» Directions for this task
Pull out every line from the listing that has the word "näyttöalue".

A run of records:
################

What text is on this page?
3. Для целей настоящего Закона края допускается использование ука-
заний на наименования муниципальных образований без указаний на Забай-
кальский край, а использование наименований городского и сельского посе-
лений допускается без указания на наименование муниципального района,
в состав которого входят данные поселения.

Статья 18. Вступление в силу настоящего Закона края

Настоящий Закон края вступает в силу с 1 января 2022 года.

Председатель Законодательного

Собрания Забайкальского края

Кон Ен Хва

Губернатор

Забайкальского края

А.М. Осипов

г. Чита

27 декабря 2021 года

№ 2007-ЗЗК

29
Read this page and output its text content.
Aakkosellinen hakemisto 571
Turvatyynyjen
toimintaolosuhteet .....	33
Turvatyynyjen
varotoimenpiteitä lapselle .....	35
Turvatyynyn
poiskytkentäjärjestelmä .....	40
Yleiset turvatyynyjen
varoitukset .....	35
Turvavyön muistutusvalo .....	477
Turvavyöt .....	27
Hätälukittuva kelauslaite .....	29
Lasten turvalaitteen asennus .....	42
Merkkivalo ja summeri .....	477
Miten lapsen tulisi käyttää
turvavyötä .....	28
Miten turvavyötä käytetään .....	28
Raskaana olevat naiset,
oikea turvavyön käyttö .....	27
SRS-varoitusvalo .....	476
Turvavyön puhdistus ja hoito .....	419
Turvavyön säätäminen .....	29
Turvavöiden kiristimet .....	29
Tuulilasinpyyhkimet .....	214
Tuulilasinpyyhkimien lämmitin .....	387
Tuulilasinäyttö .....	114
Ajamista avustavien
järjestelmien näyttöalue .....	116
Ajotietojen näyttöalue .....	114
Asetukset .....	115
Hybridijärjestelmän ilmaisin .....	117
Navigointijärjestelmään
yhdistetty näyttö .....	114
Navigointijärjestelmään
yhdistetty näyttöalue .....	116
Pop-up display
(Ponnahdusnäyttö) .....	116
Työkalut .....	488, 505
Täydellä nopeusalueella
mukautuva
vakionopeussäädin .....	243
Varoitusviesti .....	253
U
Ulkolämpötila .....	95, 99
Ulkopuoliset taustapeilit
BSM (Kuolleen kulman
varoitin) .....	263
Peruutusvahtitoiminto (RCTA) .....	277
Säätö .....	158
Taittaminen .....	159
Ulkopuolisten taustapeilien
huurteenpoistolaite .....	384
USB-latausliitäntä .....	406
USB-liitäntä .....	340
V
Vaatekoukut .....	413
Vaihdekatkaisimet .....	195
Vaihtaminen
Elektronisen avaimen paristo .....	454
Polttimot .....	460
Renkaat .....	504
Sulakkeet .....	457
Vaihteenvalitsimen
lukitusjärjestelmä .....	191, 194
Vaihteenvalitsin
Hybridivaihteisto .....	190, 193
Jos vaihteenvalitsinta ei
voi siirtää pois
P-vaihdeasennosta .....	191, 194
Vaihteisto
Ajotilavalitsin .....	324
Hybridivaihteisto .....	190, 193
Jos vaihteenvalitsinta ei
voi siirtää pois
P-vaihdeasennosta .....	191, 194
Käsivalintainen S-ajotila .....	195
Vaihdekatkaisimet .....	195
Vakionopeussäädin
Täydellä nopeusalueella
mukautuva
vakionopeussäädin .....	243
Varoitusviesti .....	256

################

» Output for this task
järjestelmien näyttöalue .....	116
Ajotietojen näyttöalue .....	114
yhdistetty näyttöalue .....	116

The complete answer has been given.